- **Extrait à lire**:
────────────────────

Un demi-siècle au côté des plus démunis

Paraguay : Les Sœurs de la Charité de Québec, «actrices» de la Théologie de la Libération

Asuncion, 21 avril 2013 (Apic) Installée en 1963 au Paraguay, en pleine dictature, la congrégation des Sœurs de la Charité de Québec accompagne depuis 50 ans les Paraguayens les plus démunis dans leur quête d’une vie plus digne. Une démarche largement inspirée de la Théologie de la Libération, pour une communauté qui doit désormais affronter une baisse des vocations, mais surtout concilier charisme et évolution des mentalités de ses membres.

Une fois encore, les ordures ont obstrué le passage de la «rivière» qui traverse la rue de l’Espoir. Résultat, le cours d’eau boueux aux relents fétides passe au dessus du petit pont de pierre qui est censé l’enjamber. Les mains sur les hanches, le visage un peu dépité, Sœur Henriette Poirier ne peut que constater les dégâts. «Nous avons tellement lutté depuis des années aux côtés des habitants de ce quartier défavorisé pour qu’ils puissent vivre sans avoir à redouter une inondation dans leurs maisons à la moindre averse, s’exclame t elle, que de voir un tel spectacle est terrible. Mais nous devons continuer à travailler, car nous ne pouvons pas laisser ces gens vivre dans des conditions aussi misérables. C’est notre mission».

────────────────────

- **Documents fournis**:
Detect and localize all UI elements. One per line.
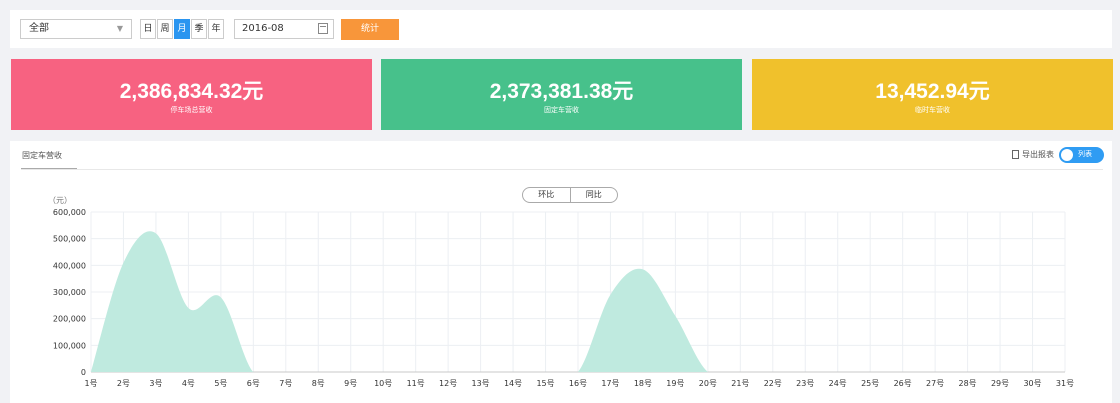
x-tick-label: 22号 bbox=[764, 379, 782, 388]
y-tick-label: 200,000 bbox=[53, 315, 86, 324]
x-tick-label: 5号 bbox=[214, 379, 227, 388]
y-tick-label: 600,000 bbox=[53, 208, 86, 217]
y-tick-label: 0 bbox=[81, 368, 86, 377]
stat-button[interactable]: 统计 bbox=[341, 19, 399, 40]
card-temp-label: 临时车营收 bbox=[915, 106, 950, 114]
x-tick-label: 7号 bbox=[279, 379, 292, 388]
period-week[interactable]: 周 bbox=[157, 19, 173, 39]
date-input-value: 2016-08 bbox=[242, 23, 284, 34]
x-tick-label: 25号 bbox=[861, 379, 879, 388]
x-tick-label: 18号 bbox=[634, 379, 652, 388]
card-total-label: 停车场总营收 bbox=[170, 106, 213, 114]
card-temp-amount: 13,452.94元 bbox=[875, 80, 990, 103]
x-tick-label: 13号 bbox=[472, 379, 490, 388]
date-input[interactable]: 2016-08 bbox=[234, 19, 334, 39]
x-tick-label: 12号 bbox=[439, 379, 457, 388]
x-tick-label: 19号 bbox=[666, 379, 684, 388]
x-tick-label: 28号 bbox=[959, 379, 977, 388]
x-tick-label: 16号 bbox=[569, 379, 587, 388]
x-tick-label: 21号 bbox=[731, 379, 749, 388]
x-tick-label: 14号 bbox=[504, 379, 522, 388]
chart-panel: 固定车营收 导出报表 列表 环比 同比 600,000 500,000 400,00… bbox=[10, 141, 1112, 403]
y-axis-label: （元） bbox=[48, 196, 72, 205]
x-tick-label: 6号 bbox=[247, 379, 260, 388]
calendar-icon[interactable] bbox=[318, 23, 328, 34]
x-tick-label: 29号 bbox=[991, 379, 1009, 388]
card-fixed-label: 固定车营收 bbox=[544, 106, 579, 114]
x-tick-label: 23号 bbox=[796, 379, 814, 388]
card-total-amount: 2,386,834.32元 bbox=[119, 80, 264, 103]
x-tick-label: 26号 bbox=[894, 379, 912, 388]
period-year[interactable]: 年 bbox=[208, 19, 224, 39]
x-tick-label: 24号 bbox=[829, 379, 847, 388]
y-tick-label: 100,000 bbox=[53, 341, 86, 350]
card-fixed-amount: 2,373,381.38元 bbox=[489, 80, 634, 103]
card-temp-revenue: 13,452.94元 临时车营收 bbox=[752, 59, 1113, 130]
x-tick-label: 3号 bbox=[149, 379, 162, 388]
x-tick-label: 9号 bbox=[344, 379, 357, 388]
period-month[interactable]: 月 bbox=[174, 19, 190, 39]
x-tick-label: 15号 bbox=[536, 379, 554, 388]
card-fixed-revenue: 2,373,381.38元 固定车营收 bbox=[381, 59, 742, 130]
period-day[interactable]: 日 bbox=[140, 19, 156, 39]
scope-select-value: 全部 bbox=[29, 23, 49, 34]
x-tick-label: 31号 bbox=[1056, 379, 1074, 388]
period-group: 日 周 月 季 年 bbox=[140, 19, 224, 39]
x-tick-label: 1号 bbox=[84, 379, 97, 388]
x-tick-label: 11号 bbox=[407, 379, 425, 388]
x-tick-label: 17号 bbox=[601, 379, 619, 388]
revenue-area-chart: 600,000 500,000 400,000 300,000 200,000 100,0… bbox=[48, 196, 1074, 388]
x-tick-label: 2号 bbox=[117, 379, 130, 388]
period-quarter[interactable]: 季 bbox=[191, 19, 207, 39]
y-tick-label: 500,000 bbox=[53, 235, 86, 244]
x-tick-label: 30号 bbox=[1023, 379, 1041, 388]
x-tick-label: 27号 bbox=[926, 379, 944, 388]
x-tick-label: 10号 bbox=[374, 379, 392, 388]
x-tick-label: 20号 bbox=[699, 379, 717, 388]
card-total-revenue: 2,386,834.32元 停车场总营收 bbox=[11, 59, 372, 130]
x-tick-label: 4号 bbox=[182, 379, 195, 388]
chevron-down-icon: ▼ bbox=[116, 24, 123, 33]
y-tick-label: 400,000 bbox=[53, 261, 86, 270]
y-tick-label: 300,000 bbox=[53, 288, 86, 297]
x-tick-label: 8号 bbox=[312, 379, 325, 388]
scope-select[interactable]: 全部 ▼ bbox=[20, 19, 132, 39]
filter-bar: 全部 ▼ 日 周 月 季 年 2016-08 统计 bbox=[10, 10, 1112, 48]
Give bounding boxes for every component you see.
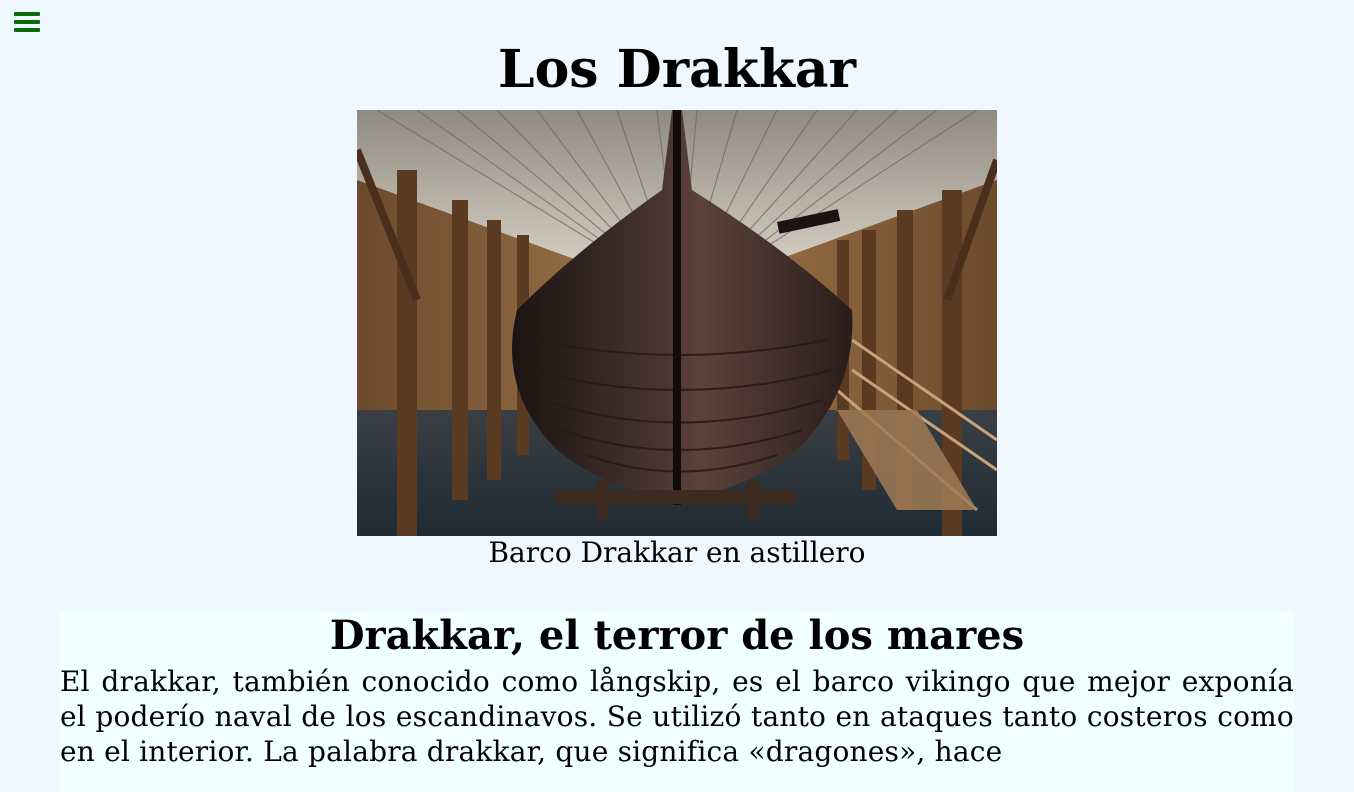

────────────────────

- **Exercices**:
1. Relevez toutes les expressions écrites avec des chiffres dans l'article sur les Sœurs de la Charité de Québec.
2. Traduisez en anglais la phrase suivante de l'article sur les Sœurs de la Charité de Québec : « Mais nous devons continuer à travailler, car nous ne pouvons pas laisser ces gens vivre dans des conditions aussi misérables. »
3. Répondez aux questions suivantes d'après l'article sur les Sœurs de la Charité de Québec.
(a) En quelle année la congrégation s'est-elle installée au Paraguay ?
(b) Quelle rue la « rivière » traverse-t-elle ?
(c) Quel est le nom de la sœur qui constate les dégâts ?
Vous n'aurez pas besoin du listing.

- **Corrigés**:
1.
21 avril 2013
1963
50 ans

2. But we must keep working, because we cannot let these people live in such miserable conditions.

3.
(a) En 1963.
(b) La rue de l'Espoir.
(c) Sœur Henriette Poirier.